═════ Provided records

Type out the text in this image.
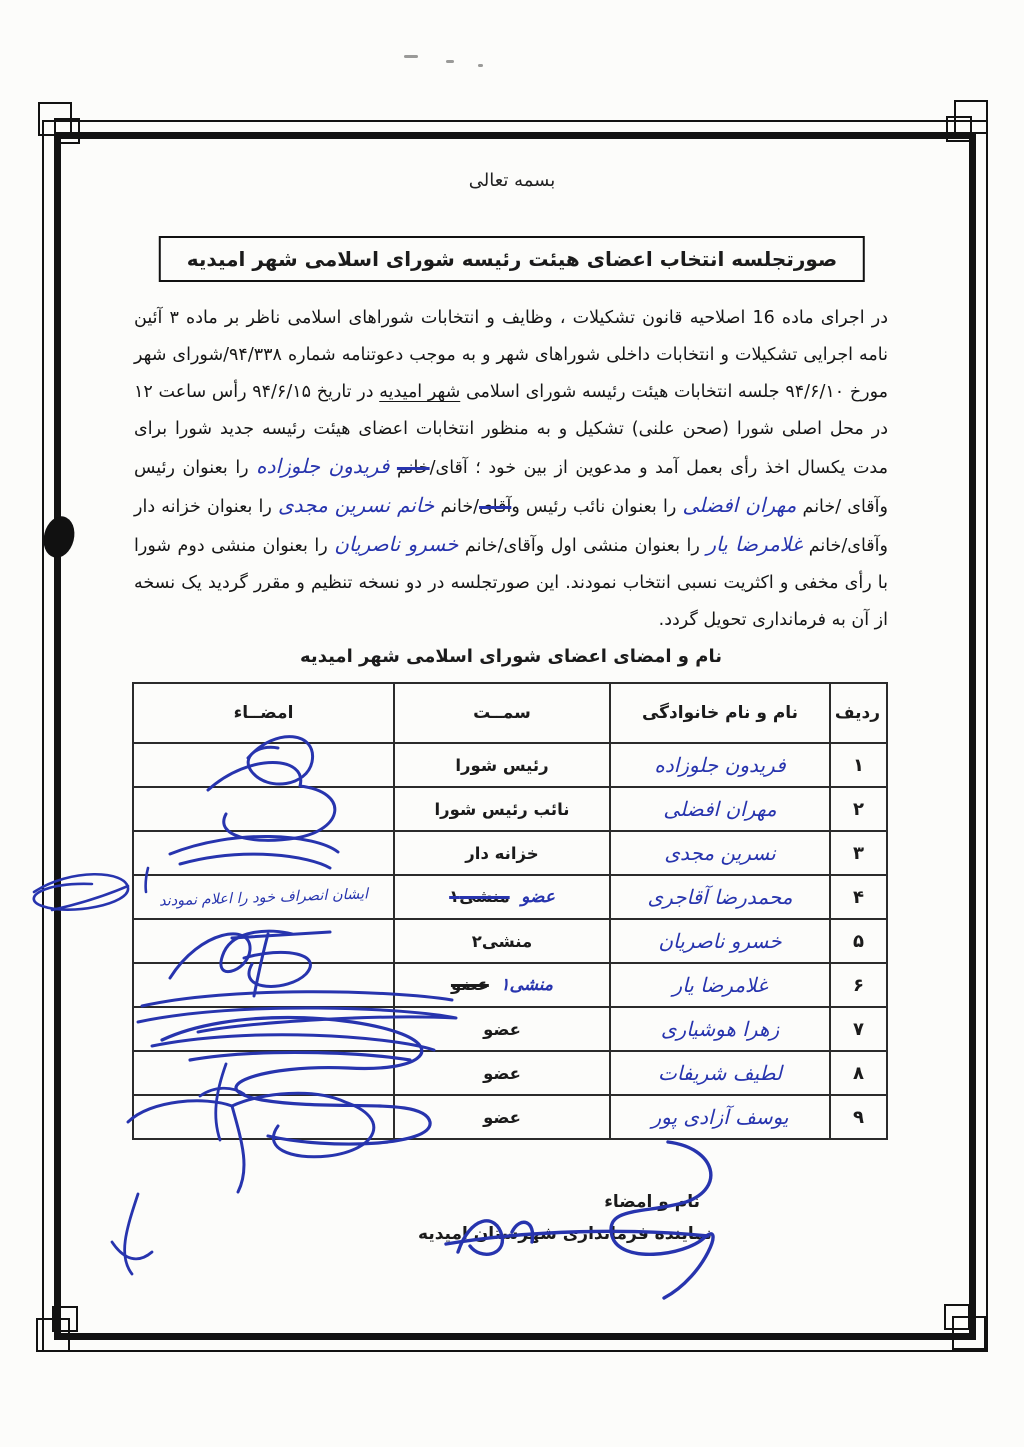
بسمه تعالی
صورتجلسه انتخاب اعضای هیئت رئیسه شورای اسلامی شهر امیدیه
در اجرای ماده 16 اصلاحیه قانون تشکیلات ، وظایف و انتخابات شوراهای اسلامی ناظر بر ماده ۳ آئین نامه اجرایی تشکیلات و انتخابات داخلی شوراهای شهر و به موجب دعوتنامه شماره ۹۴/۳۳۸/شورای شهر مورخ ۹۴/۶/۱۰ جلسه انتخابات هیئت رئیسه شورای اسلامی شهر امیدیه در تاریخ ۹۴/۶/۱۵ رأس ساعت ۱۲ در محل اصلی شورا (صحن علنی) تشکیل و به منظور انتخابات اعضای هیئت رئیسه جدید شورا برای مدت یکسال اخذ رأی بعمل آمد و مدعوین از بین خود ؛ آقای/خانم فریدون جلوزاده را بعنوان رئیس وآقای /خانم مهران افضلی را بعنوان نائب رئیس وآقای/خانم خانم نسرین مجدی را بعنوان خزانه دار وآقای/خانم غلامرضا یار را بعنوان منشی اول وآقای/خانم خسرو ناصریان را بعنوان منشی دوم شورا با رأی مخفی و اکثریت نسبی انتخاب نمودند. این صورتجلسه در دو نسخه تنظیم و مقرر گردید یک نسخه از آن به فرمانداری تحویل گردد.
نام و امضای اعضای شورای اسلامی شهر امیدیه
ردیف	نام و نام خانوادگی	سمــت	امضــاء
۱	فریدون جلوزاده	رئیس شورا	
۲	مهران افضلی	نائب رئیس شورا	
۳	نسرین مجدی	خزانه دار	
۴	محمدرضا آقاجری	عضو  منشی۱	ایشان انصراف خود را اعلام نمودند
۵	خسرو ناصریان	منشی۲	
۶	غلامرضا یار	منشی۱  عضو	
۷	زهرا هوشیاری	عضو	
۸	لطیف شریفات	عضو	
۹	یوسف آزادی پور	عضو	
نام و امضاء
نماینده فرمانداری شهرستان امیدیه
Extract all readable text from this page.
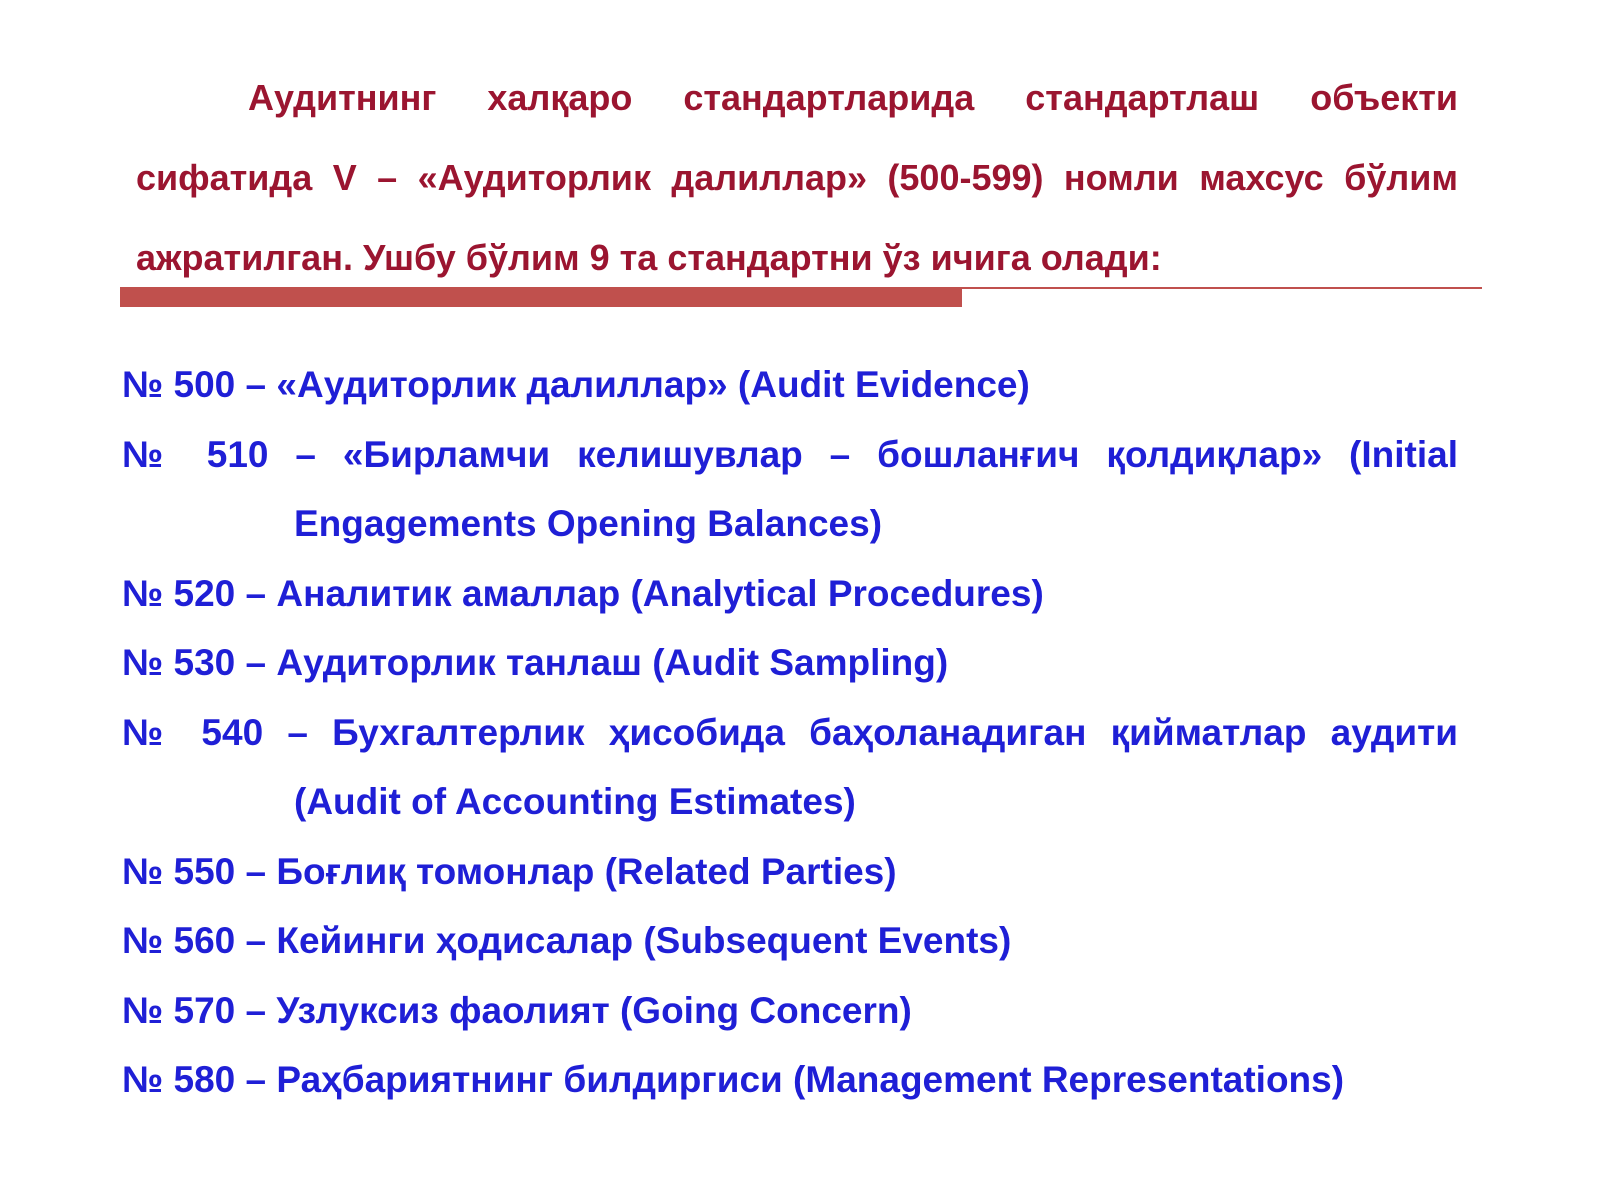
Аудитнинг халқаро стандартларида стандартлаш объекти сифатида V – «Аудиторлик далиллар» (500-599) номли махсус бўлим ажратилган. Ушбу бўлим 9 та стандартни ўз ичига олади:

№ 500 – «Аудиторлик далиллар» (Audit Evidence)
№ 510 – «Бирламчи келишувлар – бошланғич қолдиқлар» (Initial Engagements Opening Balances)
№ 520 – Аналитик амаллар (Analytical Procedures)
№ 530 – Аудиторлик танлаш (Audit Sampling)
№ 540 – Бухгалтерлик ҳисобида баҳоланадиган қийматлар аудити (Audit of Accounting Estimates)
№ 550 – Боғлиқ томонлар (Related Parties)
№ 560 – Кейинги ҳодисалар (Subsequent Events)
№ 570 – Узлуксиз фаолият (Going Concern)
№ 580 – Раҳбариятнинг билдиргиси (Management Representations)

══════════

Description of the task: Every line from the one containing "Extract all readable text from this page." through the end of the entries above, both included, should be extracted exactly, with pictures left out.

Problem solution:
Extract all readable text from this page.
Аудитнинг халқаро стандартларида стандартлаш объекти сифатида V – «Аудиторлик далиллар» (500-599) номли махсус бўлим ажратилган. Ушбу бўлим 9 та стандартни ўз ичига олади:

№ 500 – «Аудиторлик далиллар» (Audit Evidence)
№ 510 – «Бирламчи келишувлар – бошланғич қолдиқлар» (Initial Engagements Opening Balances)
№ 520 – Аналитик амаллар (Analytical Procedures)
№ 530 – Аудиторлик танлаш (Audit Sampling)
№ 540 – Бухгалтерлик ҳисобида баҳоланадиган қийматлар аудити (Audit of Accounting Estimates)
№ 550 – Боғлиқ томонлар (Related Parties)
№ 560 – Кейинги ҳодисалар (Subsequent Events)
№ 570 – Узлуксиз фаолият (Going Concern)
№ 580 – Раҳбариятнинг билдиргиси (Management Representations)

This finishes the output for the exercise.